*Tugas dan Latihan*.
A: Tuliskan ulang tanpa perubahan bagian kutipan tentang Permenkes Nomor 26 Tahun 2019 yang dibuka dengan kata-kata yang memuat "Permenkes No. 26 Tahun 2019 tentang" dan ditutup dengan "dan ketentuan penutup.".
B: Rangkumlah kutipan tentang Permenkes Nomor 26 Tahun 2019 dalam dua kalimat.

━━━━━ Kutipan yang Disediakan ━━━━━

Berdasarkan uraian singkat di atas, dapat disimpulkan bahwa Permenkes Nomor 26 Tahun 2019
merupakan peraturan penjelas dan pelaksana dari UU Nomor 38 Tahun 2014 Tentang Keperawatan.
Banyak aspek-aspek penting yang dijelaskan dalam Permenkes ini diantaranya mengenai perbedaan
tugas wewenang ners dengan perawat vokasional, perijinan praktik keperawatan, dan pedoman
penyelenggaraan praktik mandiri keperawatan. Diharapkan dengan diundangkannya Permenkes ini,
dapat meningkatkan mutu profesi keperawatan di masa yang akan datang.
Perawat dalam menjalankan tugas dan tanggung jawab telah memiliki payung hukum yaitu UU
No. 38 Tahun 2014 sebagai pedoman dalam melakukan asuhan keperawatan. UU No. 38 Tahun 2014
tentang Keperawatan, Pasal 4 ayat (3), Pasal 23, Pasal 28 ayat (5), Pasal 34, Pasal 35 ayat (5), dan
Pasal 57 memerlukan aturan pelaksanaan. Aturan Pelaksanaan UU No. 38 tahun 2014 tentang
Keperawatan ditetapkan dengan Peraturan Menteri. Kebijakan tersebut adalah Peraturan Menteri
Kesehatan (Permenkes) No.26 tahun 2019 tentang Peraturan Pelaksanaan UU No.38 tahun 2018
tentang Keperawatan.
Permenkes No. 26 Tahun 2019 tentang Peraturan Pelaksanaan UU No. 38 Tahun 2014 tentang
Keperawatan. Permenkes No. 26 Tahun 2019 terdiri dari IX bab dan 58 pasal, mencakup ketentuan
umum, jenis perawat, perizinan, penyelenggaraan praktik keperawatan, praktik mandiri perawat,
kebutuhan pelayanan kesehatan/keperawatan dalam suatu wilayah, pembinaan dan pengawasan,
ketentuan peralihan, dan ketentuan penutup.

━━━━━ Baris yang Disediakan ━━━━━

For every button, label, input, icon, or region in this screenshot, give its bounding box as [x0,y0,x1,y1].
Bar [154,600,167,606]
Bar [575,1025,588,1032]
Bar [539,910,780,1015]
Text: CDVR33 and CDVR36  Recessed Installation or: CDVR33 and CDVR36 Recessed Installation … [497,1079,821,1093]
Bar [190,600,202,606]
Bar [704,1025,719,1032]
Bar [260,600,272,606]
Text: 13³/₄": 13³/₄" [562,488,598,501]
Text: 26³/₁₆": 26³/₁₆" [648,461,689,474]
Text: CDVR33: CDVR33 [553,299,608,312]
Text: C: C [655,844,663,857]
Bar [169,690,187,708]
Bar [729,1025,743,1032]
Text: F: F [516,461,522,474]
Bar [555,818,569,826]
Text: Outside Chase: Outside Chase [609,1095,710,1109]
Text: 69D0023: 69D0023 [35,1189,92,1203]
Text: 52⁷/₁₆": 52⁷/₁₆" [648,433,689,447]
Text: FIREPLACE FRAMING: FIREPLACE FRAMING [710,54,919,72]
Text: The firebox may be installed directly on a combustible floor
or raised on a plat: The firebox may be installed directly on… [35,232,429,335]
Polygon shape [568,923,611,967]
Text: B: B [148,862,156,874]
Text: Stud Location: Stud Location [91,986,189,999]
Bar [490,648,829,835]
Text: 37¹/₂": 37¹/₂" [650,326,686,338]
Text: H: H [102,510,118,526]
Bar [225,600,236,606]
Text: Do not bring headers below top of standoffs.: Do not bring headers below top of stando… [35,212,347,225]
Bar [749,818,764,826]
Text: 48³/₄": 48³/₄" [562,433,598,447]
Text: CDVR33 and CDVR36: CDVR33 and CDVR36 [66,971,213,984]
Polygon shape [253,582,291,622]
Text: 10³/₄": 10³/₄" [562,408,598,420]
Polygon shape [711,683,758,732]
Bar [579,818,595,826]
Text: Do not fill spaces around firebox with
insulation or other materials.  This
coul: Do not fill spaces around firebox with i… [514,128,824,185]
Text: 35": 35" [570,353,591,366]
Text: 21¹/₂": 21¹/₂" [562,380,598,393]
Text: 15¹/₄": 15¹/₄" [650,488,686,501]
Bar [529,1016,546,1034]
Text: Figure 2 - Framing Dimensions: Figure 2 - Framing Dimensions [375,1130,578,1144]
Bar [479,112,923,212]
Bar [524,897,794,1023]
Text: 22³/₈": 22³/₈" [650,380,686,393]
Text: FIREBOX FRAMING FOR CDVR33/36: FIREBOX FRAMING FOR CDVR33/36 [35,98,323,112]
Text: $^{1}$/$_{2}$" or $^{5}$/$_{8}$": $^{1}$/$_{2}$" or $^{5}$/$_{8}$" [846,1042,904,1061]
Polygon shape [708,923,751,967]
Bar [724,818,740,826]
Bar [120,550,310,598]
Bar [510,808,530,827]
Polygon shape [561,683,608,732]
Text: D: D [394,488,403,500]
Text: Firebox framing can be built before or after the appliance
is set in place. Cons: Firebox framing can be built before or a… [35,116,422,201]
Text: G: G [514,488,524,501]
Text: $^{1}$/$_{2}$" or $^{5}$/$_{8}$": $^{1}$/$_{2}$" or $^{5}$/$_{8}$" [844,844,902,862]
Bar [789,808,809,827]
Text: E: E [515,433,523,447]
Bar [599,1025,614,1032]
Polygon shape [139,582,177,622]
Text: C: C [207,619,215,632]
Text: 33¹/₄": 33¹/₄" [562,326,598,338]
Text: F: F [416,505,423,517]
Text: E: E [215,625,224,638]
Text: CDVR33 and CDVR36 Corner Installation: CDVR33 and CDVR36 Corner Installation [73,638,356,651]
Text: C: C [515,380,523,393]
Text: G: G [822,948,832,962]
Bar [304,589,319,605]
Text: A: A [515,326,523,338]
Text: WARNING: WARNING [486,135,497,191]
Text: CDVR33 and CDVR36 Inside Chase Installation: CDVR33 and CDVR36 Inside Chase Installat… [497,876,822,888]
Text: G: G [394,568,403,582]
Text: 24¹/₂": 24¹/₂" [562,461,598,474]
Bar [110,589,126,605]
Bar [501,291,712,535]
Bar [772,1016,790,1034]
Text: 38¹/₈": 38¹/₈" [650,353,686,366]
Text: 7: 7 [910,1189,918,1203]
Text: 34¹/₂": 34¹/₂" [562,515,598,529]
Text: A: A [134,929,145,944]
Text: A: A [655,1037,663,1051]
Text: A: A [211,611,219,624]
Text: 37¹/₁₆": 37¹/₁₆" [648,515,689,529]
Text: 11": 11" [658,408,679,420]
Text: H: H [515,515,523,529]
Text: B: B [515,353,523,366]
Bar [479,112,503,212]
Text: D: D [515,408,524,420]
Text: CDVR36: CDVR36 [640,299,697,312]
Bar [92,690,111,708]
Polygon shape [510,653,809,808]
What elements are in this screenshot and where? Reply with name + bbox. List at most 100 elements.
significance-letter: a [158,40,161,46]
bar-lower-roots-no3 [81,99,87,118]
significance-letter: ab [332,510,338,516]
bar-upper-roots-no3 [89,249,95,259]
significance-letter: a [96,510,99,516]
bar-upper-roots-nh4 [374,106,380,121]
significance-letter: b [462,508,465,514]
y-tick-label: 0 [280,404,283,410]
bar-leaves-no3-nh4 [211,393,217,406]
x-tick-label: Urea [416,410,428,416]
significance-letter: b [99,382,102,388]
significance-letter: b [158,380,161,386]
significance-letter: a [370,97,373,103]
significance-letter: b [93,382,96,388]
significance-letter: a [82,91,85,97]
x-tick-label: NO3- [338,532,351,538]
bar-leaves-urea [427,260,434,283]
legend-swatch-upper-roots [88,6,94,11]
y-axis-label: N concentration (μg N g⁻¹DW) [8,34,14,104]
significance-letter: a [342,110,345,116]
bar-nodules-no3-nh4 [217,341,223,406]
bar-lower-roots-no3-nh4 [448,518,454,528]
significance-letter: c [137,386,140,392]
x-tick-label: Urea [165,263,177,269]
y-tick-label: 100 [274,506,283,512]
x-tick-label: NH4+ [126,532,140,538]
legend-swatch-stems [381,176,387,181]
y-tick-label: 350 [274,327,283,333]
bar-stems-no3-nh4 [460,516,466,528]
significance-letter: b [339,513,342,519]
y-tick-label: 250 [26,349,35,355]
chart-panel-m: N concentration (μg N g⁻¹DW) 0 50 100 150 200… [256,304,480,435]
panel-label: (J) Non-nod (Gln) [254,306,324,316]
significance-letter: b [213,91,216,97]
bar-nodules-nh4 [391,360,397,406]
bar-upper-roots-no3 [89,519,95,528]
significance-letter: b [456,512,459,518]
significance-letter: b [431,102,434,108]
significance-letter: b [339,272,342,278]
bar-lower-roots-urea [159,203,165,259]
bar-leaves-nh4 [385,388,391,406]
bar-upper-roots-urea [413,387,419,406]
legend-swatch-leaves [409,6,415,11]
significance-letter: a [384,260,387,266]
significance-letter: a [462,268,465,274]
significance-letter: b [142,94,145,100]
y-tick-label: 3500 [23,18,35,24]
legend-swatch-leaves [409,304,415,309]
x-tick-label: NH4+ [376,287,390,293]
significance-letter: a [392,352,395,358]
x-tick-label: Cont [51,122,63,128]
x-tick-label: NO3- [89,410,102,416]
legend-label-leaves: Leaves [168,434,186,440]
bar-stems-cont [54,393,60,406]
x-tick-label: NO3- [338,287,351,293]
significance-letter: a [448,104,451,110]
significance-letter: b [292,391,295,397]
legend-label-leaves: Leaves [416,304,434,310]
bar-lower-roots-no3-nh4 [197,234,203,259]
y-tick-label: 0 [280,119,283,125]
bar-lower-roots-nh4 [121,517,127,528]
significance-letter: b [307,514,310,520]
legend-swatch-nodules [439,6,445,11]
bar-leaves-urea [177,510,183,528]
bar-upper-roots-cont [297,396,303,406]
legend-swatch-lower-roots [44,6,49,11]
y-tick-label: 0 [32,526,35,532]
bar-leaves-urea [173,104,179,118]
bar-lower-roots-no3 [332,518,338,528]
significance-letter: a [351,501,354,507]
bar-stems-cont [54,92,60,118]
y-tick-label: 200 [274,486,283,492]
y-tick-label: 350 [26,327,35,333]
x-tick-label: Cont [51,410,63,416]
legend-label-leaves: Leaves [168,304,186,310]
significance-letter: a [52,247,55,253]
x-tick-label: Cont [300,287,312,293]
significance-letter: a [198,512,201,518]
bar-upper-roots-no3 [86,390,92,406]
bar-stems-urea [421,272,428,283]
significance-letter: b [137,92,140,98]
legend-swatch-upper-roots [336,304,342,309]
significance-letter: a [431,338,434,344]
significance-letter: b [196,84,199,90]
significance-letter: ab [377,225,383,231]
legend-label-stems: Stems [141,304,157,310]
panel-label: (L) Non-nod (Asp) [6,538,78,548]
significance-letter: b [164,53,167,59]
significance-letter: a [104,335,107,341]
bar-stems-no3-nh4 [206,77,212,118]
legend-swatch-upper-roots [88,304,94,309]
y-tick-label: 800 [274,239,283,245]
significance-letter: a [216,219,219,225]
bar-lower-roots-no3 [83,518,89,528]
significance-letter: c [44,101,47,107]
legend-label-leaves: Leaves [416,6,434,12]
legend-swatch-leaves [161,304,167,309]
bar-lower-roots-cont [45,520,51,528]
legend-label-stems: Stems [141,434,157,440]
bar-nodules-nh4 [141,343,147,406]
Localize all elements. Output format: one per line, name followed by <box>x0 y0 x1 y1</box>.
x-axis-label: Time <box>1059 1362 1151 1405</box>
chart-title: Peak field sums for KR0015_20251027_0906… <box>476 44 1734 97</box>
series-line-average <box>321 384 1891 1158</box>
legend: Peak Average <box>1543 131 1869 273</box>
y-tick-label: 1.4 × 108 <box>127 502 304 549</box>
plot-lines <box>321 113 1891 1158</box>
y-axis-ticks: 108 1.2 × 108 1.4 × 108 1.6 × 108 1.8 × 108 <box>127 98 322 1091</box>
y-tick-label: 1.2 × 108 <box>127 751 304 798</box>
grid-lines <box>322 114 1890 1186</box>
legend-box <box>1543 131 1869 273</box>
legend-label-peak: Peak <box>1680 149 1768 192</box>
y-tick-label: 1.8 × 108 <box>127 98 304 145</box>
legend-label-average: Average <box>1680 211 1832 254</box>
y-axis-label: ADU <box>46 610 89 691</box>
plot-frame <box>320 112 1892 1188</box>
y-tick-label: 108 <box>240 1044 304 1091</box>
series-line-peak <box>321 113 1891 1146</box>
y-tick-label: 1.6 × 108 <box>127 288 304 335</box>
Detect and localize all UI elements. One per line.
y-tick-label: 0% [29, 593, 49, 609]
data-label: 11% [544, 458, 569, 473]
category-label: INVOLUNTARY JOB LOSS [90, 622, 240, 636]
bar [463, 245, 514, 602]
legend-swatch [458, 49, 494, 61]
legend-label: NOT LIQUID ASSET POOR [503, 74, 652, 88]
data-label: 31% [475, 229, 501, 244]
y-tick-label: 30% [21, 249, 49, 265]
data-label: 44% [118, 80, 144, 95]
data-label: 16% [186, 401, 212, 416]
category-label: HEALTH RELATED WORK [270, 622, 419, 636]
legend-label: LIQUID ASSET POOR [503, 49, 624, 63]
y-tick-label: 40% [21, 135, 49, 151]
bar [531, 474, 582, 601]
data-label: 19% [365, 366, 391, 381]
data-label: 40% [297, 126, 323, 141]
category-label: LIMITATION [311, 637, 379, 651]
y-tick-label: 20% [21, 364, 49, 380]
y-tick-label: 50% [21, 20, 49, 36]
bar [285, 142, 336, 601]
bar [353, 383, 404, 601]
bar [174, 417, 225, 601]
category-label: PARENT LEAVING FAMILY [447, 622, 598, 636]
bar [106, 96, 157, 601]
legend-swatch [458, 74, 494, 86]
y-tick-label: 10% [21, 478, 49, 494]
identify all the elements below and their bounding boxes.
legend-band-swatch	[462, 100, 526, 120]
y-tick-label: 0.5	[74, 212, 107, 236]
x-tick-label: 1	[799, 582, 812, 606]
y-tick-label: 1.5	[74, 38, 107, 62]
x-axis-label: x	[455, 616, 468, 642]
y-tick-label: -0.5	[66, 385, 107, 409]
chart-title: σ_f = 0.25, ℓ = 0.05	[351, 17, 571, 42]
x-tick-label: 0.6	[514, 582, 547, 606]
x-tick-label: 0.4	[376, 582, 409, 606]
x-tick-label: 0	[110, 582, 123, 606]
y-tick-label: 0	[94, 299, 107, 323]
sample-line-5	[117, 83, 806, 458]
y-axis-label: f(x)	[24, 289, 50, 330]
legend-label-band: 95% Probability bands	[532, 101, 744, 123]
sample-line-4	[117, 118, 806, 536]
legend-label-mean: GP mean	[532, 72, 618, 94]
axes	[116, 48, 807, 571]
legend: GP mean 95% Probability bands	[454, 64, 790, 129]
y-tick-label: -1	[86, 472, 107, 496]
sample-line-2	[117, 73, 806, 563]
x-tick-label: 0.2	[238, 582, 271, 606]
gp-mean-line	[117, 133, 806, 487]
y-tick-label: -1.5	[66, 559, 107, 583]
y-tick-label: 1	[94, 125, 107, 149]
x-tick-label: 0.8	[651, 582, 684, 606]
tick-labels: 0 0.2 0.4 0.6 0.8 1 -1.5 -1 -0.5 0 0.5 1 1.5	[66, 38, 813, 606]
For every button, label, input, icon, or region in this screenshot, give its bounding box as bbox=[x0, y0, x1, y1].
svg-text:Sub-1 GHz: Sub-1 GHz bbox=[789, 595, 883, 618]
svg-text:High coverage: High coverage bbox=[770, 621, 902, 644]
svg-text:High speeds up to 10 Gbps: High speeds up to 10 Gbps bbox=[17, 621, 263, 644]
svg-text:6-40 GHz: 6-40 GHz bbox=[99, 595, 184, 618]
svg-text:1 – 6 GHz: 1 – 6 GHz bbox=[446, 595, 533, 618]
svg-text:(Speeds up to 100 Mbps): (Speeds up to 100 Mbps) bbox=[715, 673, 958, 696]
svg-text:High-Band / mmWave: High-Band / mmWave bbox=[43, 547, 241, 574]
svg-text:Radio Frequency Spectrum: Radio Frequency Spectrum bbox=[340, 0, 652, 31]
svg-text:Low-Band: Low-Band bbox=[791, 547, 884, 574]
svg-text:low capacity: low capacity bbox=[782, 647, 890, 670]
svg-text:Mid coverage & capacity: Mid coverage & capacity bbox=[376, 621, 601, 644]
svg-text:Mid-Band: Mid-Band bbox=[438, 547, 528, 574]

━━━━━

*Jawaban Tiap Tugas*.
A:
Permenkes No. 26 Tahun 2019 tentang Peraturan Pelaksanaan UU No. 38 Tahun 2014 tentang
Keperawatan. Permenkes No. 26 Tahun 2019 terdiri dari IX bab dan 58 pasal, mencakup ketentuan
umum, jenis perawat, perizinan, penyelenggaraan praktik keperawatan, praktik mandiri perawat,
kebutuhan pelayanan kesehatan/keperawatan dalam suatu wilayah, pembinaan dan pengawasan,
ketentuan peralihan, dan ketentuan penutup.

B: Permenkes Nomor 26 Tahun 2019 merupakan peraturan penjelas dan pelaksana dari UU Nomor 38 Tahun 2014 tentang Keperawatan. Peraturan ini terdiri dari IX bab dan 58 pasal, serta mengatur antara lain perbedaan tugas wewenang ners dengan perawat vokasional, perizinan praktik keperawatan, dan praktik mandiri perawat, dengan harapan dapat meningkatkan mutu profesi keperawatan di masa yang akan datang.